Written exercise: Please copy the listing below word for word.

===============

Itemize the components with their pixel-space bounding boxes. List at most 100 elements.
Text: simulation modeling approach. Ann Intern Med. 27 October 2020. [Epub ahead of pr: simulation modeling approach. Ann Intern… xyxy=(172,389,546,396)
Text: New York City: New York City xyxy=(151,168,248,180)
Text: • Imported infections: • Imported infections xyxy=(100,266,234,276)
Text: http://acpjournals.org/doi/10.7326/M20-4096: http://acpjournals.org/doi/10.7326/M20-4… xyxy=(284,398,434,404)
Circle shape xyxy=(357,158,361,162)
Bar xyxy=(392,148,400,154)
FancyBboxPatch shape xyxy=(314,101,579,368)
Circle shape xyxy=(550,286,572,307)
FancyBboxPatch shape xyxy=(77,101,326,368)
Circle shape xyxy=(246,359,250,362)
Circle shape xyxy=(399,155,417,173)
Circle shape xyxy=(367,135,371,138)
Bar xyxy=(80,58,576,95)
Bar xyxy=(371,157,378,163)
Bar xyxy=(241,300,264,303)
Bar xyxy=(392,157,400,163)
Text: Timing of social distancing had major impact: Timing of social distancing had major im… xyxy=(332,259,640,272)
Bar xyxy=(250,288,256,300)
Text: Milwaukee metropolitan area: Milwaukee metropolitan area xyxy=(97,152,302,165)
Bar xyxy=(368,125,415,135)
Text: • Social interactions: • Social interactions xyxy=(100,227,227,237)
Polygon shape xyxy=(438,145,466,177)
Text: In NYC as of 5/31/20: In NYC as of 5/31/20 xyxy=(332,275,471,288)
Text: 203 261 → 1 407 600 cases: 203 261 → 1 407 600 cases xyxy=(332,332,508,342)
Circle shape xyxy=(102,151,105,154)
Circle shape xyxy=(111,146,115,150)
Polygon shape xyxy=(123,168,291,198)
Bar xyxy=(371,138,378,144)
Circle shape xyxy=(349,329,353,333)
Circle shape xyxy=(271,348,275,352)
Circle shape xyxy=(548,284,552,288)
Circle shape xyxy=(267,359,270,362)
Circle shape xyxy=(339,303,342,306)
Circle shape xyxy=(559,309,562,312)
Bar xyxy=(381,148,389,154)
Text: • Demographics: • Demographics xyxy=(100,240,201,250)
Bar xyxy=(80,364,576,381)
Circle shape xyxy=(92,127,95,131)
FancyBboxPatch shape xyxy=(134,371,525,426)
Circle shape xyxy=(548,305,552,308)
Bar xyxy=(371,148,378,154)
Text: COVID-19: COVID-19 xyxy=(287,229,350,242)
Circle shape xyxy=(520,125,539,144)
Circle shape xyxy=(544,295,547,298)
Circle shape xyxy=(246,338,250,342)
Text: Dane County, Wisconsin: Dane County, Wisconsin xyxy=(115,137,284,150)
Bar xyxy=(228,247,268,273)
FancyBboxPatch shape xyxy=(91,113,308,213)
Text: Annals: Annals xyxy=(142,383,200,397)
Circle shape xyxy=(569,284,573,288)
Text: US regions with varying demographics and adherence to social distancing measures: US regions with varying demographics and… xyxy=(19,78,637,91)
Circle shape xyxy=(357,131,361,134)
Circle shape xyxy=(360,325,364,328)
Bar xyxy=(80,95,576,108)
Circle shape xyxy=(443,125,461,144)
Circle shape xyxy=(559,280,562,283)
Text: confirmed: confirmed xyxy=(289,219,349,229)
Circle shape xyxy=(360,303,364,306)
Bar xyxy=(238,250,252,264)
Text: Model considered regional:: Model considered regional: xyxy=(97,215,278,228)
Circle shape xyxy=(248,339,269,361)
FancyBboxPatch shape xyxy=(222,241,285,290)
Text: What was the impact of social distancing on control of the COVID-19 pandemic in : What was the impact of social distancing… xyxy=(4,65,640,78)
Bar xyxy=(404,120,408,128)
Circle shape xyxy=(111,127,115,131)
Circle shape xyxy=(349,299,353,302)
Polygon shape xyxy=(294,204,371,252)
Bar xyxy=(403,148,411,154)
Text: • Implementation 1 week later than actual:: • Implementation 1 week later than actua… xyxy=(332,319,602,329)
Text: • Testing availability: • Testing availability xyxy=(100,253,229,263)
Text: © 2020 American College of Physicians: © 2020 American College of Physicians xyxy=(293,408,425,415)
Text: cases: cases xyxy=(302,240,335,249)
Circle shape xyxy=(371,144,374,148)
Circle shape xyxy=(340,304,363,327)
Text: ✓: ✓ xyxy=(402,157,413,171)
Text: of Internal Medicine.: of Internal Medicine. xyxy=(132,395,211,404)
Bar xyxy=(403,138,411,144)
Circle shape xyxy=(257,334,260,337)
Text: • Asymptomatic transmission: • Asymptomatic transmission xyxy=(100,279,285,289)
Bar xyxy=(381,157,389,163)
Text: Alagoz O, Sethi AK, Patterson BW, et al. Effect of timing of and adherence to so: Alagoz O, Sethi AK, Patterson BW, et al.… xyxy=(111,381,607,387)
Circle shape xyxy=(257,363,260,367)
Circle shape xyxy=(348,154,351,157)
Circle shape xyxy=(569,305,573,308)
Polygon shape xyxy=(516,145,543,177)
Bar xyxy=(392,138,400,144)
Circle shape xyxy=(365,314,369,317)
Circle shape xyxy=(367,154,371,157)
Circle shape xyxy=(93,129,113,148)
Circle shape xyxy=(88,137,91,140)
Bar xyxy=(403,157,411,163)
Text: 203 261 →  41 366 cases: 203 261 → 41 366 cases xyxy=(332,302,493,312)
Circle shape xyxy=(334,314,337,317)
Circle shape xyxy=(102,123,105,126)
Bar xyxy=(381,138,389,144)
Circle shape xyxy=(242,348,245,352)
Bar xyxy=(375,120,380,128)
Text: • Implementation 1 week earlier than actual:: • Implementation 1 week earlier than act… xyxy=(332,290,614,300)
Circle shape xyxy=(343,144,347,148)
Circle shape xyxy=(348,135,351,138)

===============

Finished exercise:
Itemize the components with their pixel-space bounding boxes. List at most 100 elements.
Text: simulation modeling approach. Ann Intern Med. 27 October 2020. [Epub ahead of pr: simulation modeling approach. Ann Intern… xyxy=(172,389,546,396)
Text: New York City: New York City xyxy=(151,168,248,180)
Text: • Imported infections: • Imported infections xyxy=(100,266,234,276)
Text: http://acpjournals.org/doi/10.7326/M20-4096: http://acpjournals.org/doi/10.7326/M20-4… xyxy=(284,398,434,404)
Circle shape xyxy=(357,158,361,162)
Bar xyxy=(392,148,400,154)
FancyBboxPatch shape xyxy=(314,101,579,368)
Circle shape xyxy=(550,286,572,307)
FancyBboxPatch shape xyxy=(77,101,326,368)
Circle shape xyxy=(246,359,250,362)
Circle shape xyxy=(399,155,417,173)
Circle shape xyxy=(367,135,371,138)
Bar xyxy=(80,58,576,95)
Bar xyxy=(371,157,378,163)
Bar xyxy=(241,300,264,303)
Bar xyxy=(392,157,400,163)
Text: Timing of social distancing had major impact: Timing of social distancing had major im… xyxy=(332,259,640,272)
Bar xyxy=(250,288,256,300)
Text: Milwaukee metropolitan area: Milwaukee metropolitan area xyxy=(97,152,302,165)
Bar xyxy=(368,125,415,135)
Text: • Social interactions: • Social interactions xyxy=(100,227,227,237)
Polygon shape xyxy=(438,145,466,177)
Text: In NYC as of 5/31/20: In NYC as of 5/31/20 xyxy=(332,275,471,288)
Text: 203 261 → 1 407 600 cases: 203 261 → 1 407 600 cases xyxy=(332,332,508,342)
Circle shape xyxy=(102,151,105,154)
Circle shape xyxy=(111,146,115,150)
Polygon shape xyxy=(123,168,291,198)
Bar xyxy=(371,138,378,144)
Circle shape xyxy=(349,329,353,333)
Circle shape xyxy=(271,348,275,352)
Circle shape xyxy=(548,284,552,288)
Circle shape xyxy=(267,359,270,362)
Circle shape xyxy=(339,303,342,306)
Circle shape xyxy=(559,309,562,312)
Bar xyxy=(381,148,389,154)
Text: • Demographics: • Demographics xyxy=(100,240,201,250)
Bar xyxy=(80,364,576,381)
Circle shape xyxy=(92,127,95,131)
FancyBboxPatch shape xyxy=(134,371,525,426)
Circle shape xyxy=(548,305,552,308)
Bar xyxy=(371,148,378,154)
Text: COVID-19: COVID-19 xyxy=(287,229,350,242)
Circle shape xyxy=(520,125,539,144)
Circle shape xyxy=(544,295,547,298)
Circle shape xyxy=(246,338,250,342)
Text: Dane County, Wisconsin: Dane County, Wisconsin xyxy=(115,137,284,150)
Bar xyxy=(228,247,268,273)
FancyBboxPatch shape xyxy=(91,113,308,213)
Text: Annals: Annals xyxy=(142,383,200,397)
Circle shape xyxy=(569,284,573,288)
Text: US regions with varying demographics and adherence to social distancing measures: US regions with varying demographics and… xyxy=(19,78,637,91)
Circle shape xyxy=(357,131,361,134)
Circle shape xyxy=(360,325,364,328)
Bar xyxy=(80,95,576,108)
Circle shape xyxy=(443,125,461,144)
Circle shape xyxy=(559,280,562,283)
Text: confirmed: confirmed xyxy=(289,219,349,229)
Circle shape xyxy=(360,303,364,306)
Bar xyxy=(238,250,252,264)
Text: Model considered regional:: Model considered regional: xyxy=(97,215,278,228)
Circle shape xyxy=(248,339,269,361)
FancyBboxPatch shape xyxy=(222,241,285,290)
Text: What was the impact of social distancing on control of the COVID-19 pandemic in : What was the impact of social distancing… xyxy=(4,65,640,78)
Bar xyxy=(404,120,408,128)
Circle shape xyxy=(111,127,115,131)
Circle shape xyxy=(349,299,353,302)
Polygon shape xyxy=(294,204,371,252)
Bar xyxy=(403,148,411,154)
Text: • Implementation 1 week later than actual:: • Implementation 1 week later than actua… xyxy=(332,319,602,329)
Text: • Testing availability: • Testing availability xyxy=(100,253,229,263)
Text: © 2020 American College of Physicians: © 2020 American College of Physicians xyxy=(293,408,425,415)
Text: cases: cases xyxy=(302,240,335,249)
Circle shape xyxy=(371,144,374,148)
Circle shape xyxy=(340,304,363,327)
Text: ✓: ✓ xyxy=(402,157,413,171)
Text: of Internal Medicine.: of Internal Medicine. xyxy=(132,395,211,404)
Bar xyxy=(403,138,411,144)
Circle shape xyxy=(257,334,260,337)
Text: • Asymptomatic transmission: • Asymptomatic transmission xyxy=(100,279,285,289)
Bar xyxy=(381,157,389,163)
Text: Alagoz O, Sethi AK, Patterson BW, et al. Effect of timing of and adherence to so: Alagoz O, Sethi AK, Patterson BW, et al.… xyxy=(111,381,607,387)
Circle shape xyxy=(257,363,260,367)
Circle shape xyxy=(348,154,351,157)
Circle shape xyxy=(569,305,573,308)
Polygon shape xyxy=(516,145,543,177)
Bar xyxy=(392,138,400,144)
Circle shape xyxy=(365,314,369,317)
Circle shape xyxy=(367,154,371,157)
Circle shape xyxy=(93,129,113,148)
Circle shape xyxy=(88,137,91,140)
Bar xyxy=(403,157,411,163)
Text: 203 261 →  41 366 cases: 203 261 → 41 366 cases xyxy=(332,302,493,312)
Circle shape xyxy=(334,314,337,317)
Circle shape xyxy=(102,123,105,126)
Bar xyxy=(381,138,389,144)
Circle shape xyxy=(242,348,245,352)
Bar xyxy=(375,120,380,128)
Text: • Implementation 1 week earlier than actual:: • Implementation 1 week earlier than act… xyxy=(332,290,614,300)
Circle shape xyxy=(343,144,347,148)
Circle shape xyxy=(348,135,351,138)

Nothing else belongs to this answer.